**EXERCISE REQUIREMENTS**:
Exact reproduction is required for all entries.

**SUPPLIED RECORDS**:
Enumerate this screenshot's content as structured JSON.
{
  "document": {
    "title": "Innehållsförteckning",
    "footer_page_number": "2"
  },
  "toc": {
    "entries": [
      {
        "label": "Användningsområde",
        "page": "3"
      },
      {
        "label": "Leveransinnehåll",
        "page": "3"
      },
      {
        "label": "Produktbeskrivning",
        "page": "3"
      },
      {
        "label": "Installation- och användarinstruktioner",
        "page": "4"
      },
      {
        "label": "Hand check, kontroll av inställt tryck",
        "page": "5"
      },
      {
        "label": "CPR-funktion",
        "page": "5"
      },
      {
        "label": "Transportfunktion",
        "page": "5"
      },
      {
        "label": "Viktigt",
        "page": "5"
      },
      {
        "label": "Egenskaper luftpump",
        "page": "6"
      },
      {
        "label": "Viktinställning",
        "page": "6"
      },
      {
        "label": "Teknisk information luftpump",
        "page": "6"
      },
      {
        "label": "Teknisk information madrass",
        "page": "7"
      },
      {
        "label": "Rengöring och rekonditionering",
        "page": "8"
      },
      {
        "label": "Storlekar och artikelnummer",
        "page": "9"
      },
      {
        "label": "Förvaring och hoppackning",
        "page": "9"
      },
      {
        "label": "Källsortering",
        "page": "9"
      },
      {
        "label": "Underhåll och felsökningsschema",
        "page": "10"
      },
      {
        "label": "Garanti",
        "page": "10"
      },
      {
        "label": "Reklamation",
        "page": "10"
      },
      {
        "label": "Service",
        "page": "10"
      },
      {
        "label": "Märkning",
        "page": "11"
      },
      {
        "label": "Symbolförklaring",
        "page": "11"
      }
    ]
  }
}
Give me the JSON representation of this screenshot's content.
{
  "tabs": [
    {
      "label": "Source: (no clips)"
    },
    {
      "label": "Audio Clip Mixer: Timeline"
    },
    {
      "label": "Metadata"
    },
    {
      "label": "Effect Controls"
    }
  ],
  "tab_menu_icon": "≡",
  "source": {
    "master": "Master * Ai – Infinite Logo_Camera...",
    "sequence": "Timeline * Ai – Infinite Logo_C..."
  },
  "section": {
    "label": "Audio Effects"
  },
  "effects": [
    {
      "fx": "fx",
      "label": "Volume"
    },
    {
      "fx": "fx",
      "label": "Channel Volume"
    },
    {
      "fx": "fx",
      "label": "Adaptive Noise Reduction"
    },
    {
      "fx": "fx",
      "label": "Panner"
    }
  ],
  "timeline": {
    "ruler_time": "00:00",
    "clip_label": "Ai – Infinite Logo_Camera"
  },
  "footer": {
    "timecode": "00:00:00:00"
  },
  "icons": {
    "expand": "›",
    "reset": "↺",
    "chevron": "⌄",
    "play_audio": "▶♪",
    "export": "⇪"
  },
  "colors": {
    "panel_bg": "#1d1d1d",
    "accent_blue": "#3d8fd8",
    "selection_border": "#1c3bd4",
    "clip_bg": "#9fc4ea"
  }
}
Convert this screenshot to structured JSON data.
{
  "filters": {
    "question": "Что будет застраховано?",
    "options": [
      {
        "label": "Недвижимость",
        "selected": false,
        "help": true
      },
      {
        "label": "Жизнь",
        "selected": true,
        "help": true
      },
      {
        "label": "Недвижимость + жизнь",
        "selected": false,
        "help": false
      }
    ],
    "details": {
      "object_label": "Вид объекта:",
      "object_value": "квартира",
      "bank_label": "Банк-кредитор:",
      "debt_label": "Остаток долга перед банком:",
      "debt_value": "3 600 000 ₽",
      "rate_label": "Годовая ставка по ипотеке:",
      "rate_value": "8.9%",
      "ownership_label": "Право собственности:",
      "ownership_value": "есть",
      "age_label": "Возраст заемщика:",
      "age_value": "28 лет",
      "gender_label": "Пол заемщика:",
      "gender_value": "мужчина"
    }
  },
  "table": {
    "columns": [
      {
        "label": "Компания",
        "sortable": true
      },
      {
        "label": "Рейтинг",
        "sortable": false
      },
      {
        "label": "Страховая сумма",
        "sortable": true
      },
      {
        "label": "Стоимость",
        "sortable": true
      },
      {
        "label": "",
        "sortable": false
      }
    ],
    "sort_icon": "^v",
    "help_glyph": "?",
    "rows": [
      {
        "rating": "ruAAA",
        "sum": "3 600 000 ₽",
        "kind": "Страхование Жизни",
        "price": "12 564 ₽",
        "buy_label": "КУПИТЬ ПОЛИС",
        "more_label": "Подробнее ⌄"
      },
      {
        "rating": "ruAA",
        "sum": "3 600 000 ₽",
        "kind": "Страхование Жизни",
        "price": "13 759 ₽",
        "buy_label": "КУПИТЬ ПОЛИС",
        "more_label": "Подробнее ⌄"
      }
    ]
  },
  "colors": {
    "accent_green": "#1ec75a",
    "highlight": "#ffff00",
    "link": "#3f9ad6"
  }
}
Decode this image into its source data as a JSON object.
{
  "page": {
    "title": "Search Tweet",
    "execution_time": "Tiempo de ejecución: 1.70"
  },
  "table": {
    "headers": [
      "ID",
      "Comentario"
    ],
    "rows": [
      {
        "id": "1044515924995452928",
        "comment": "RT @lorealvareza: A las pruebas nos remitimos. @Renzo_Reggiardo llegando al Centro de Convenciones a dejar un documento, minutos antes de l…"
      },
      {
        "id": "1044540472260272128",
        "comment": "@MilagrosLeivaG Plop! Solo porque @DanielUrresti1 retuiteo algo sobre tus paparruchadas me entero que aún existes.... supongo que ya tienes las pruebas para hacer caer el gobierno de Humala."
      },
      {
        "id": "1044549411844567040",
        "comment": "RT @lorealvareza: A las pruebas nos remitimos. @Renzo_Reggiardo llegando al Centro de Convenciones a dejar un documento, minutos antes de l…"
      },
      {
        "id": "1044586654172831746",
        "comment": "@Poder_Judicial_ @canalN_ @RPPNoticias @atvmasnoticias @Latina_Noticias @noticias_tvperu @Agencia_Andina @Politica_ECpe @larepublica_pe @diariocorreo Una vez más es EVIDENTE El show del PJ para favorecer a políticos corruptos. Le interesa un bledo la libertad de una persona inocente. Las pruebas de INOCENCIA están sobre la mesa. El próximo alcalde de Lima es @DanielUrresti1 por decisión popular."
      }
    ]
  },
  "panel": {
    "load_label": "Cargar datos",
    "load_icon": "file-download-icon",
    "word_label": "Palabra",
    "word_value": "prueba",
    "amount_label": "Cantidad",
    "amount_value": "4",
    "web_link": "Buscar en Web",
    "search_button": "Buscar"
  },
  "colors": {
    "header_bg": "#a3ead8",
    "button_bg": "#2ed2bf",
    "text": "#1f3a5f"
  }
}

**SOLVED EXERCISE**:
Enumerate this screenshot's content as structured JSON.
{
  "document": {
    "title": "Innehållsförteckning",
    "footer_page_number": "2"
  },
  "toc": {
    "entries": [
      {
        "label": "Användningsområde",
        "page": "3"
      },
      {
        "label": "Leveransinnehåll",
        "page": "3"
      },
      {
        "label": "Produktbeskrivning",
        "page": "3"
      },
      {
        "label": "Installation- och användarinstruktioner",
        "page": "4"
      },
      {
        "label": "Hand check, kontroll av inställt tryck",
        "page": "5"
      },
      {
        "label": "CPR-funktion",
        "page": "5"
      },
      {
        "label": "Transportfunktion",
        "page": "5"
      },
      {
        "label": "Viktigt",
        "page": "5"
      },
      {
        "label": "Egenskaper luftpump",
        "page": "6"
      },
      {
        "label": "Viktinställning",
        "page": "6"
      },
      {
        "label": "Teknisk information luftpump",
        "page": "6"
      },
      {
        "label": "Teknisk information madrass",
        "page": "7"
      },
      {
        "label": "Rengöring och rekonditionering",
        "page": "8"
      },
      {
        "label": "Storlekar och artikelnummer",
        "page": "9"
      },
      {
        "label": "Förvaring och hoppackning",
        "page": "9"
      },
      {
        "label": "Källsortering",
        "page": "9"
      },
      {
        "label": "Underhåll och felsökningsschema",
        "page": "10"
      },
      {
        "label": "Garanti",
        "page": "10"
      },
      {
        "label": "Reklamation",
        "page": "10"
      },
      {
        "label": "Service",
        "page": "10"
      },
      {
        "label": "Märkning",
        "page": "11"
      },
      {
        "label": "Symbolförklaring",
        "page": "11"
      }
    ]
  }
}
Give me the JSON representation of this screenshot's content.
{
  "tabs": [
    {
      "label": "Source: (no clips)"
    },
    {
      "label": "Audio Clip Mixer: Timeline"
    },
    {
      "label": "Metadata"
    },
    {
      "label": "Effect Controls"
    }
  ],
  "tab_menu_icon": "≡",
  "source": {
    "master": "Master * Ai – Infinite Logo_Camera...",
    "sequence": "Timeline * Ai – Infinite Logo_C..."
  },
  "section": {
    "label": "Audio Effects"
  },
  "effects": [
    {
      "fx": "fx",
      "label": "Volume"
    },
    {
      "fx": "fx",
      "label": "Channel Volume"
    },
    {
      "fx": "fx",
      "label": "Adaptive Noise Reduction"
    },
    {
      "fx": "fx",
      "label": "Panner"
    }
  ],
  "timeline": {
    "ruler_time": "00:00",
    "clip_label": "Ai – Infinite Logo_Camera"
  },
  "footer": {
    "timecode": "00:00:00:00"
  },
  "icons": {
    "expand": "›",
    "reset": "↺",
    "chevron": "⌄",
    "play_audio": "▶♪",
    "export": "⇪"
  },
  "colors": {
    "panel_bg": "#1d1d1d",
    "accent_blue": "#3d8fd8",
    "selection_border": "#1c3bd4",
    "clip_bg": "#9fc4ea"
  }
}
Convert this screenshot to structured JSON data.
{
  "filters": {
    "question": "Что будет застраховано?",
    "options": [
      {
        "label": "Недвижимость",
        "selected": false,
        "help": true
      },
      {
        "label": "Жизнь",
        "selected": true,
        "help": true
      },
      {
        "label": "Недвижимость + жизнь",
        "selected": false,
        "help": false
      }
    ],
    "details": {
      "object_label": "Вид объекта:",
      "object_value": "квартира",
      "bank_label": "Банк-кредитор:",
      "debt_label": "Остаток долга перед банком:",
      "debt_value": "3 600 000 ₽",
      "rate_label": "Годовая ставка по ипотеке:",
      "rate_value": "8.9%",
      "ownership_label": "Право собственности:",
      "ownership_value": "есть",
      "age_label": "Возраст заемщика:",
      "age_value": "28 лет",
      "gender_label": "Пол заемщика:",
      "gender_value": "мужчина"
    }
  },
  "table": {
    "columns": [
      {
        "label": "Компания",
        "sortable": true
      },
      {
        "label": "Рейтинг",
        "sortable": false
      },
      {
        "label": "Страховая сумма",
        "sortable": true
      },
      {
        "label": "Стоимость",
        "sortable": true
      },
      {
        "label": "",
        "sortable": false
      }
    ],
    "sort_icon": "^v",
    "help_glyph": "?",
    "rows": [
      {
        "rating": "ruAAA",
        "sum": "3 600 000 ₽",
        "kind": "Страхование Жизни",
        "price": "12 564 ₽",
        "buy_label": "КУПИТЬ ПОЛИС",
        "more_label": "Подробнее ⌄"
      },
      {
        "rating": "ruAA",
        "sum": "3 600 000 ₽",
        "kind": "Страхование Жизни",
        "price": "13 759 ₽",
        "buy_label": "КУПИТЬ ПОЛИС",
        "more_label": "Подробнее ⌄"
      }
    ]
  },
  "colors": {
    "accent_green": "#1ec75a",
    "highlight": "#ffff00",
    "link": "#3f9ad6"
  }
}
Decode this image into its source data as a JSON object.
{
  "page": {
    "title": "Search Tweet",
    "execution_time": "Tiempo de ejecución: 1.70"
  },
  "table": {
    "headers": [
      "ID",
      "Comentario"
    ],
    "rows": [
      {
        "id": "1044515924995452928",
        "comment": "RT @lorealvareza: A las pruebas nos remitimos. @Renzo_Reggiardo llegando al Centro de Convenciones a dejar un documento, minutos antes de l…"
      },
      {
        "id": "1044540472260272128",
        "comment": "@MilagrosLeivaG Plop! Solo porque @DanielUrresti1 retuiteo algo sobre tus paparruchadas me entero que aún existes.... supongo que ya tienes las pruebas para hacer caer el gobierno de Humala."
      },
      {
        "id": "1044549411844567040",
        "comment": "RT @lorealvareza: A las pruebas nos remitimos. @Renzo_Reggiardo llegando al Centro de Convenciones a dejar un documento, minutos antes de l…"
      },
      {
        "id": "1044586654172831746",
        "comment": "@Poder_Judicial_ @canalN_ @RPPNoticias @atvmasnoticias @Latina_Noticias @noticias_tvperu @Agencia_Andina @Politica_ECpe @larepublica_pe @diariocorreo Una vez más es EVIDENTE El show del PJ para favorecer a políticos corruptos. Le interesa un bledo la libertad de una persona inocente. Las pruebas de INOCENCIA están sobre la mesa. El próximo alcalde de Lima es @DanielUrresti1 por decisión popular."
      }
    ]
  },
  "panel": {
    "load_label": "Cargar datos",
    "load_icon": "file-download-icon",
    "word_label": "Palabra",
    "word_value": "prueba",
    "amount_label": "Cantidad",
    "amount_value": "4",
    "web_link": "Buscar en Web",
    "search_button": "Buscar"
  },
  "colors": {
    "header_bg": "#a3ead8",
    "button_bg": "#2ed2bf",
    "text": "#1f3a5f"
  }
}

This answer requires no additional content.